------ Records to process

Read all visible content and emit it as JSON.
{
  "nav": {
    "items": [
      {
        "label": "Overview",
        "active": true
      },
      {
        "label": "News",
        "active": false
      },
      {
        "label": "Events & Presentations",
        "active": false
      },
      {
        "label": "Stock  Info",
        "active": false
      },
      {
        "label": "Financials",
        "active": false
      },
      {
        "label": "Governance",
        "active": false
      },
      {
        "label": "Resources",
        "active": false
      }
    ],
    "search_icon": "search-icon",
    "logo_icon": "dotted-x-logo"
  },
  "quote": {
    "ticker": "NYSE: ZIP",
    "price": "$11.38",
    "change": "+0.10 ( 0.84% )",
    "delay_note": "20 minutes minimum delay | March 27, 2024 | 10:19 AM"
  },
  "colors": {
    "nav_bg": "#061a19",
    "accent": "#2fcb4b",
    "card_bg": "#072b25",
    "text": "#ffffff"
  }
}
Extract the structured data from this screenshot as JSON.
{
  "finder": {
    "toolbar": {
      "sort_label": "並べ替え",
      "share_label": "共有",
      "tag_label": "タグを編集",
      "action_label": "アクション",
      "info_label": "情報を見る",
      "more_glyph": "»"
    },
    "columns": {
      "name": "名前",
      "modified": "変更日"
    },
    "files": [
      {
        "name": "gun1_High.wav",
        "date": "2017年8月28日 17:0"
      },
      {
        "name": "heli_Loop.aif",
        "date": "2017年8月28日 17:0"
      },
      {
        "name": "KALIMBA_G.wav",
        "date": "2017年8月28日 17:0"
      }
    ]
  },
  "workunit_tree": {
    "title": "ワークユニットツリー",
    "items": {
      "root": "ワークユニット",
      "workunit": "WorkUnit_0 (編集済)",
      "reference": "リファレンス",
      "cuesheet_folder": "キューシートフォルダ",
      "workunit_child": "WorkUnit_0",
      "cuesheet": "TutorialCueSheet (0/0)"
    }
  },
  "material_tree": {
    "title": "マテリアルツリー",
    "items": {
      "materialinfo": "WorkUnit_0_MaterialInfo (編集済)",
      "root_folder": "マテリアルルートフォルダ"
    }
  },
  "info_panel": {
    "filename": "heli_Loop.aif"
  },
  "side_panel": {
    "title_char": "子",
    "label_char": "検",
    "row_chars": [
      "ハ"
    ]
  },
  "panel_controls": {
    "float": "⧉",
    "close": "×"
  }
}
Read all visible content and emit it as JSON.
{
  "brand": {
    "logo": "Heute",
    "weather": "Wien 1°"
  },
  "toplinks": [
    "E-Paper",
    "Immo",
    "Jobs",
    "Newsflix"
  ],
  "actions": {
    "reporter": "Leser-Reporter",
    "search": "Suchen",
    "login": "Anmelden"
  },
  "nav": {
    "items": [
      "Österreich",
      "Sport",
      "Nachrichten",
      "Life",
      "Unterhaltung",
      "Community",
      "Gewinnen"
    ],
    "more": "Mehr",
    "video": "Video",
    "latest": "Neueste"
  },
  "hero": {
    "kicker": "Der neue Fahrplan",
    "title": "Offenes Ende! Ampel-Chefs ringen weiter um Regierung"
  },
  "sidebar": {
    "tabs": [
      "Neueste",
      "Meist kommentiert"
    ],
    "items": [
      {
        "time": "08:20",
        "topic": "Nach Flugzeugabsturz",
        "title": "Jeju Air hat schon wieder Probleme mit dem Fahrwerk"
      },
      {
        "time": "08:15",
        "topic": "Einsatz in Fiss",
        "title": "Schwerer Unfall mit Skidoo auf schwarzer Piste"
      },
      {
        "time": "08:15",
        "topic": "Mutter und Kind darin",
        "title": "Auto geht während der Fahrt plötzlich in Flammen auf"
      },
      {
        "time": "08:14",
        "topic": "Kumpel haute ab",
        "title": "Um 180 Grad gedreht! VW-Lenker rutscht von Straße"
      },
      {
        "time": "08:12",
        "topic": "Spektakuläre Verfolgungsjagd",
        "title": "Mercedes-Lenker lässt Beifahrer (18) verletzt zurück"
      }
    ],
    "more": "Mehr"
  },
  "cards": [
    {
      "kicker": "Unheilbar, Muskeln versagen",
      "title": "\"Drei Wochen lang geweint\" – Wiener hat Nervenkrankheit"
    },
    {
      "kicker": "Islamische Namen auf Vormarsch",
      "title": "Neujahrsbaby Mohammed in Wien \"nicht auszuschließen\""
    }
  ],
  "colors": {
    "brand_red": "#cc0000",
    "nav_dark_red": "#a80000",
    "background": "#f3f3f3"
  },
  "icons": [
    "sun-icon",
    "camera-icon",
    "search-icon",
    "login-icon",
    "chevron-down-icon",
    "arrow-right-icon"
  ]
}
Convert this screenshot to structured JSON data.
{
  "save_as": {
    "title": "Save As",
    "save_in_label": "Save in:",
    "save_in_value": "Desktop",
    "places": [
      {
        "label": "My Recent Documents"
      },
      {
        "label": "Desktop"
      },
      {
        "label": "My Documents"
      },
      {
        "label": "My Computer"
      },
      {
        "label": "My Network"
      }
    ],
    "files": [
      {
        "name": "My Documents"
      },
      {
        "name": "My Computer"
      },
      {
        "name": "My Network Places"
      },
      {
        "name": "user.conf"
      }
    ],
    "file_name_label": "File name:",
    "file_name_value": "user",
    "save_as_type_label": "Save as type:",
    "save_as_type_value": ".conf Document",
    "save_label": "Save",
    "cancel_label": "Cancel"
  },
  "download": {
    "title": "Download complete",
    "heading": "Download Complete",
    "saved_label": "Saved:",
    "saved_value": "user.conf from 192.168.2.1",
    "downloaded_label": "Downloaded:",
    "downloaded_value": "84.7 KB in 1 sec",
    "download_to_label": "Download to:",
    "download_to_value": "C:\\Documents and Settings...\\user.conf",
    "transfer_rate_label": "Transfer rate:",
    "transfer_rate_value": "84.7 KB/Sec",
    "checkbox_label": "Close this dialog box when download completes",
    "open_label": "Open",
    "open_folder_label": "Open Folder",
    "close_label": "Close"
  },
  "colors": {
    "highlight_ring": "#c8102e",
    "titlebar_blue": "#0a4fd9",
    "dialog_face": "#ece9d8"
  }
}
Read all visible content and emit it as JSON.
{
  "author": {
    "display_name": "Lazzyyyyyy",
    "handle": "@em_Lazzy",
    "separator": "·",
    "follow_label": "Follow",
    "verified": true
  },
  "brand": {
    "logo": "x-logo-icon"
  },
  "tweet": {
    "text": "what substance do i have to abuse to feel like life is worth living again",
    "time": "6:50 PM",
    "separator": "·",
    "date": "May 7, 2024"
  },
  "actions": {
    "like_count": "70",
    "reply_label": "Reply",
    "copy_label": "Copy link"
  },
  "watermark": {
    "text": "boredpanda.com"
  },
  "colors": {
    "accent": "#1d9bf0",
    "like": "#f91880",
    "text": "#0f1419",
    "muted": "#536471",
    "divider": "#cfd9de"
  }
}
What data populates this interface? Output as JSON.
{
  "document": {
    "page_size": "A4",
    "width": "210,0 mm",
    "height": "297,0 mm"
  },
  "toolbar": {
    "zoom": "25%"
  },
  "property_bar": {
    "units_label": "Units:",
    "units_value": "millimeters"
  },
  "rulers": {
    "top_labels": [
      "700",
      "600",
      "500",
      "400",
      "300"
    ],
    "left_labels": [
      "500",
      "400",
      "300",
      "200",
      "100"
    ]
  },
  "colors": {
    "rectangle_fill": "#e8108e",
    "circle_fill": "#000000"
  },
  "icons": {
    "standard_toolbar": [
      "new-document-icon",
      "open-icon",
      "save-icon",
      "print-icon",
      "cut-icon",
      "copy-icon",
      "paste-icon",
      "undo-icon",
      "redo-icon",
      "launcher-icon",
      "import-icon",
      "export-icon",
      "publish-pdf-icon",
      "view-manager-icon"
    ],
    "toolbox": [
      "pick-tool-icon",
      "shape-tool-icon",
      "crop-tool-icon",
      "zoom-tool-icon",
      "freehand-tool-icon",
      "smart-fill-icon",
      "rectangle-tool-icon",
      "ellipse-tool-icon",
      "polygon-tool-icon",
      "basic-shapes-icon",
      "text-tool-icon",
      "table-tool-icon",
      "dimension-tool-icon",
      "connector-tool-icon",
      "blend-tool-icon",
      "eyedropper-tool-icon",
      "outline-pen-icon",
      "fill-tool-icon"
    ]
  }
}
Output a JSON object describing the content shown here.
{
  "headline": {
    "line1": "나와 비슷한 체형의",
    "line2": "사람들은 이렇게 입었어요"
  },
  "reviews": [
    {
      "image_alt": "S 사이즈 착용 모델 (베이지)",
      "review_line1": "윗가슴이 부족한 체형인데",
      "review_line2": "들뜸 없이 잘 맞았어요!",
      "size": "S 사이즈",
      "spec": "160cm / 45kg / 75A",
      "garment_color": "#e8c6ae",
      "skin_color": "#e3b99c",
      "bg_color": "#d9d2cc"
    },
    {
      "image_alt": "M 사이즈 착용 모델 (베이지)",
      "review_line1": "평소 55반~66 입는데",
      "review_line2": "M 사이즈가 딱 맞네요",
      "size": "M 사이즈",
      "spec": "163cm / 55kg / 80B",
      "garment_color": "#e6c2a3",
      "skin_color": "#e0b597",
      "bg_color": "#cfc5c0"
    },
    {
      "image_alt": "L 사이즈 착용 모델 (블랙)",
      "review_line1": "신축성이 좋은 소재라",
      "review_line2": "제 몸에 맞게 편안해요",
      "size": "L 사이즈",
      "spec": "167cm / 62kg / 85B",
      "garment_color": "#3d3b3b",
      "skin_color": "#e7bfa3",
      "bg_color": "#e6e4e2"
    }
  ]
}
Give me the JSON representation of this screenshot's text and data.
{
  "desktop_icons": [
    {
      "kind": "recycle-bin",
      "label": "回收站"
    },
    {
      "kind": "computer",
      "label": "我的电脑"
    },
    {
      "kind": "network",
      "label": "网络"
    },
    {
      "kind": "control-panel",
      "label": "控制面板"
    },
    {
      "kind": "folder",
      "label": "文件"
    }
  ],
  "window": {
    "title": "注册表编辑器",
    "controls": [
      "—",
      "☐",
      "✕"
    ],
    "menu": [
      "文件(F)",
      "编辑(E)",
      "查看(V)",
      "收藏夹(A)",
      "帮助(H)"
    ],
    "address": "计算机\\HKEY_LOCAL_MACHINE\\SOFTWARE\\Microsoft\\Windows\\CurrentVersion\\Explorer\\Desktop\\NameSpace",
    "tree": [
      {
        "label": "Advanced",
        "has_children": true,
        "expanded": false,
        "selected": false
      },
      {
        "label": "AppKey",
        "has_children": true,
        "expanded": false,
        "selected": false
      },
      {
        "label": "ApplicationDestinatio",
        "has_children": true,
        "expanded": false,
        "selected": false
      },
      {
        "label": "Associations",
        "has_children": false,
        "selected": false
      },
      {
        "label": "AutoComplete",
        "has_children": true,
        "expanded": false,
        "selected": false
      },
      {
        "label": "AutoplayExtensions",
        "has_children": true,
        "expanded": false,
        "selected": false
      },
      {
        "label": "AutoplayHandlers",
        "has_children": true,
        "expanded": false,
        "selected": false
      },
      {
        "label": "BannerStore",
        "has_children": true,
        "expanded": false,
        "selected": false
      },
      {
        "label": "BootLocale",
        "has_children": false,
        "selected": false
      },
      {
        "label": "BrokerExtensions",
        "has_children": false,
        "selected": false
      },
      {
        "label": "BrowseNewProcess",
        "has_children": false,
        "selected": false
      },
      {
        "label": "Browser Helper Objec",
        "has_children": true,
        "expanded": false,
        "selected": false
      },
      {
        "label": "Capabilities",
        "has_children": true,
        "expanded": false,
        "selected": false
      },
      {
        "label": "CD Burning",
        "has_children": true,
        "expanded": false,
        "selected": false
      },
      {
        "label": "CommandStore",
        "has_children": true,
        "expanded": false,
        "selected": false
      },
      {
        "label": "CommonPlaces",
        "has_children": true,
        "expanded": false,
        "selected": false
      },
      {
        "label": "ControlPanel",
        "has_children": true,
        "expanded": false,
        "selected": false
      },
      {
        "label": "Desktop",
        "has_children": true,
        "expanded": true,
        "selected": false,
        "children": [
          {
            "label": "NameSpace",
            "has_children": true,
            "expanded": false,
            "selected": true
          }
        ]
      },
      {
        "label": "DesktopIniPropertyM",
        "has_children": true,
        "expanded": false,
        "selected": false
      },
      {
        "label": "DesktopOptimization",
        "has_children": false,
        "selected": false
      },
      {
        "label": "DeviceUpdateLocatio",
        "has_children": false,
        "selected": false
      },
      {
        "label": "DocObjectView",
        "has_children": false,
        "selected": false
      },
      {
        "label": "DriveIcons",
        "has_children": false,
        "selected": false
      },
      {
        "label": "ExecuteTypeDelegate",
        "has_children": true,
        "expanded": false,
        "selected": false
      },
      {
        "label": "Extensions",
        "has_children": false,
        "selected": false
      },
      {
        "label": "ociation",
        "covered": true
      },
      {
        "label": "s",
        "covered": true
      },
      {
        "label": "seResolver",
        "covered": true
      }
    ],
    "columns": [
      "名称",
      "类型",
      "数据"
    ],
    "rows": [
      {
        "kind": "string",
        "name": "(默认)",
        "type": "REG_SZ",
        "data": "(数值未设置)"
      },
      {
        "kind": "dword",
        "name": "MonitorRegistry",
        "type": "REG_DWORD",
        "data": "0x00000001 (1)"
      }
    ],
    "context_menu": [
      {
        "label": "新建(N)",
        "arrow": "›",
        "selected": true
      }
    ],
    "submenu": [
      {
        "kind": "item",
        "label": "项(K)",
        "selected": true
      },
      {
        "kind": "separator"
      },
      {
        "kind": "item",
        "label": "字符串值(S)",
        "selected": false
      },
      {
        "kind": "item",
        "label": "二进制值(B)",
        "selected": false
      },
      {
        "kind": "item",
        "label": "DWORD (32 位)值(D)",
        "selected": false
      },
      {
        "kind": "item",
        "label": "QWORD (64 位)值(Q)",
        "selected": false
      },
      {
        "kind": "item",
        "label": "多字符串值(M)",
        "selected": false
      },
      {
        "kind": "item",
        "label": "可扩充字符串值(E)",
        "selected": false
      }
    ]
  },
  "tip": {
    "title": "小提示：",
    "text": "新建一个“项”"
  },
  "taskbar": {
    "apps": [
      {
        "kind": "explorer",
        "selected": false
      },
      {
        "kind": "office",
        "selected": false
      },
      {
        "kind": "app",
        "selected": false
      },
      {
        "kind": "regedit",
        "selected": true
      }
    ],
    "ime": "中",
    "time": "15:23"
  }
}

------------

Copy out every line with the word "kicker".

    "kicker": "Der neue Fahrplan",
      "kicker": "Unheilbar, Muskeln versagen",
      "kicker": "Islamische Namen auf Vormarsch",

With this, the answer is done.